Instructions to follow: Each line of the data that includes the string "utente" is to be copied out.

═══ Dataset records ═══

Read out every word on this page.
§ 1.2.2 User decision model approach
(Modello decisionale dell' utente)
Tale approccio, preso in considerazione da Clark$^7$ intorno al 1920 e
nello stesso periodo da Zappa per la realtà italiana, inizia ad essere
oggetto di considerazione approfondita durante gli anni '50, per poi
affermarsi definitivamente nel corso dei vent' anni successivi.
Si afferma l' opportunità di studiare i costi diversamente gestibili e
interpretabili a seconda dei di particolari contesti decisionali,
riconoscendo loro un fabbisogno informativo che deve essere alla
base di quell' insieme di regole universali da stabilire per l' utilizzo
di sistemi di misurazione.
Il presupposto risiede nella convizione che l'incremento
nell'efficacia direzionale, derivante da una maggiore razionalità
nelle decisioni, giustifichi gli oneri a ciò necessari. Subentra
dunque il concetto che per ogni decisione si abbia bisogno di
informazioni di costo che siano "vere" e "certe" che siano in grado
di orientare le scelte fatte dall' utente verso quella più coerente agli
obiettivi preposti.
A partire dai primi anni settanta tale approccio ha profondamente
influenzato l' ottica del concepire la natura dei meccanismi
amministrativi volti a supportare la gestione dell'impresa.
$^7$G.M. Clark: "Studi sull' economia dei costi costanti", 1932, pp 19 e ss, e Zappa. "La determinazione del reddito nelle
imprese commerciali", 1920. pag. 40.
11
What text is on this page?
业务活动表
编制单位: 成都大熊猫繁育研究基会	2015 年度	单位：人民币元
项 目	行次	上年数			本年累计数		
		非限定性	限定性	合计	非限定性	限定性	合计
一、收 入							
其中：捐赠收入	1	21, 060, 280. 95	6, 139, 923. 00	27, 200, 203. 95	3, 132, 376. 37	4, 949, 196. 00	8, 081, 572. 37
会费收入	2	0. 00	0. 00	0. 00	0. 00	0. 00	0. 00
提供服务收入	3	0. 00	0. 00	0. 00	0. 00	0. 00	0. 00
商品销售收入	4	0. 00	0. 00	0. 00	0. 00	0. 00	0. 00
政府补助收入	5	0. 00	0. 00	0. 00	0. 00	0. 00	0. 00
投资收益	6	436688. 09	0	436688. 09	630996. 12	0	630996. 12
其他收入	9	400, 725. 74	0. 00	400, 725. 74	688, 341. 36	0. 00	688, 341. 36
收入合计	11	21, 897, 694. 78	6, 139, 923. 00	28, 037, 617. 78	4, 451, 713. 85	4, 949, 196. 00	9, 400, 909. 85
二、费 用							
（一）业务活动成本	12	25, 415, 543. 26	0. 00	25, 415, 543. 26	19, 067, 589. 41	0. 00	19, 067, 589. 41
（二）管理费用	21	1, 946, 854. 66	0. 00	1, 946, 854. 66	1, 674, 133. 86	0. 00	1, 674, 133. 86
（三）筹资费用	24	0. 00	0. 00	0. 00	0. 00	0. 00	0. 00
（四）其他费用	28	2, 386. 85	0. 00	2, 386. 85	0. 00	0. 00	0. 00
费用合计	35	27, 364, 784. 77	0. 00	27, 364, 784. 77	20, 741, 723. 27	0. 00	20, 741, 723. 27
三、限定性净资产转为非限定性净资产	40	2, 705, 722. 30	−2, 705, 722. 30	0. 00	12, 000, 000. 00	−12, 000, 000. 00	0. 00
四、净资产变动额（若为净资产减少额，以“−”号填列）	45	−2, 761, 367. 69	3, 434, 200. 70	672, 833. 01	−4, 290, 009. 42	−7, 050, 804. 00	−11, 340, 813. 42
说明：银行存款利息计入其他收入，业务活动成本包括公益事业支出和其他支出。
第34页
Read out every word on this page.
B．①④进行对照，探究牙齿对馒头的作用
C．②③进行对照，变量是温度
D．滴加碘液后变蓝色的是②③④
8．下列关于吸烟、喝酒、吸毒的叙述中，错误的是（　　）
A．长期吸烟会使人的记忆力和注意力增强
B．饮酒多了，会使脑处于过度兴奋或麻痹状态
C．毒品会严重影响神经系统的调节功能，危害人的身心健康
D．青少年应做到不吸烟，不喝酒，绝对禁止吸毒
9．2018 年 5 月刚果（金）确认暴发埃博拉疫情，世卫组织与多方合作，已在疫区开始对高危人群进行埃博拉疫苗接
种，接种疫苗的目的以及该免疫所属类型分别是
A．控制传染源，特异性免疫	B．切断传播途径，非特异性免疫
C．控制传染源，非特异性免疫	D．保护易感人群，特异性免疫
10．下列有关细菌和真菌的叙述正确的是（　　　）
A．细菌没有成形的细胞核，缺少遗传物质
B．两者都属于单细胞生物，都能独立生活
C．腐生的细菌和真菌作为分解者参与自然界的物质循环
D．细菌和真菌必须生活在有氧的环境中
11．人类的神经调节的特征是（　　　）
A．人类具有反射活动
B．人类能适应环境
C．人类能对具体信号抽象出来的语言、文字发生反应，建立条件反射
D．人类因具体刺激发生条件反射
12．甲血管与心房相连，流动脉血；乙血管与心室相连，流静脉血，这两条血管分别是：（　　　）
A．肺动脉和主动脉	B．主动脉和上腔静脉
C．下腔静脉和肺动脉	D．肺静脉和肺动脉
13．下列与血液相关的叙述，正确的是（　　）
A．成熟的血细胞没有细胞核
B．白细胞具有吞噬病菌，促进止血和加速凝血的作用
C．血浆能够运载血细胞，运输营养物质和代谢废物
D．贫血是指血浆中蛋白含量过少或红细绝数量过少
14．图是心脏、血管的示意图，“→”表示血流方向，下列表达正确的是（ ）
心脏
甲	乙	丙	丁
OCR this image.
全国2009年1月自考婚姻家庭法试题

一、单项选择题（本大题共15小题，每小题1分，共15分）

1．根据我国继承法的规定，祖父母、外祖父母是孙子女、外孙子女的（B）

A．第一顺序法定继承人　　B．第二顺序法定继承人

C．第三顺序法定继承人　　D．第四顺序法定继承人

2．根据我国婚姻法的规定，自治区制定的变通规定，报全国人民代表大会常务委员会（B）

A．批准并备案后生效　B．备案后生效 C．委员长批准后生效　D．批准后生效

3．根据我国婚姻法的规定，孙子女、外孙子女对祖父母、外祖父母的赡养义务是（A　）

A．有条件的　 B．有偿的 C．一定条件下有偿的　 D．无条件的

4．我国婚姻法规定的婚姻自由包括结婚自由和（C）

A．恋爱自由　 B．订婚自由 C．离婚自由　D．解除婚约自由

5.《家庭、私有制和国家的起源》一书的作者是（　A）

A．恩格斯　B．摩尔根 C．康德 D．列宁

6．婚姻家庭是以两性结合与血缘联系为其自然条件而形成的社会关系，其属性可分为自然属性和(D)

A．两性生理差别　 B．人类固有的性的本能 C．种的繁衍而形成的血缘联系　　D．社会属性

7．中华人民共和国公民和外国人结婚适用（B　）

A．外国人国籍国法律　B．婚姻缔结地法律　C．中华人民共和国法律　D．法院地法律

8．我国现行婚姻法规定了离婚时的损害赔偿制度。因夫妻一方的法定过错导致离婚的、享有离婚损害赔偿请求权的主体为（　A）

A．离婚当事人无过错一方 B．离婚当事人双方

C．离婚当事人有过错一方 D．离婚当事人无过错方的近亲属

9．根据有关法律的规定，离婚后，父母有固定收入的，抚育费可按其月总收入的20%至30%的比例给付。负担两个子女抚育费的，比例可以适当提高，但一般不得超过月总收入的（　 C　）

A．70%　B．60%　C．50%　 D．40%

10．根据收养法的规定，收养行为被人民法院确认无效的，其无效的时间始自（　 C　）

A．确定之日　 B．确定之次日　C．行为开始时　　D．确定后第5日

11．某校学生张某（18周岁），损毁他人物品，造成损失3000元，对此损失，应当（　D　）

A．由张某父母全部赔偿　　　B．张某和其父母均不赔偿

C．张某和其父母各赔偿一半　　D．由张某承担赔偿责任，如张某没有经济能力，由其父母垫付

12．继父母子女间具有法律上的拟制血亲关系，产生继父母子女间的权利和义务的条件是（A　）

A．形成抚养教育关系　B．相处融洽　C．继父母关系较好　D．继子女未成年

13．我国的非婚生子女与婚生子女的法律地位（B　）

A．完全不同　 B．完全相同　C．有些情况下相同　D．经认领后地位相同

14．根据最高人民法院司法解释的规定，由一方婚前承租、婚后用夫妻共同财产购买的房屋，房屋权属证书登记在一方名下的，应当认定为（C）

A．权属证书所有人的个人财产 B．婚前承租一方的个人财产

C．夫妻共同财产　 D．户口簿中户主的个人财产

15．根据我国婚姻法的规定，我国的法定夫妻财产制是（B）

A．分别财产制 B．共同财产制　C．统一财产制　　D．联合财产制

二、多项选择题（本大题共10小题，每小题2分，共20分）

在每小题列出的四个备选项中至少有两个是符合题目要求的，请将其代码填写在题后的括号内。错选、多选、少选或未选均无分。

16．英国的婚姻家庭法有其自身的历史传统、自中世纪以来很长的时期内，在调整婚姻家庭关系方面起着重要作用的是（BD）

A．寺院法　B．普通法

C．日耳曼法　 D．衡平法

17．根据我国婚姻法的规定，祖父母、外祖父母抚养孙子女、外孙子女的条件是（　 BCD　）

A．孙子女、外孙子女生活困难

═══

Correct answer:
(Modello decisionale dell' utente)
di orientare le scelte fatte dall' utente verso quella più coerente agli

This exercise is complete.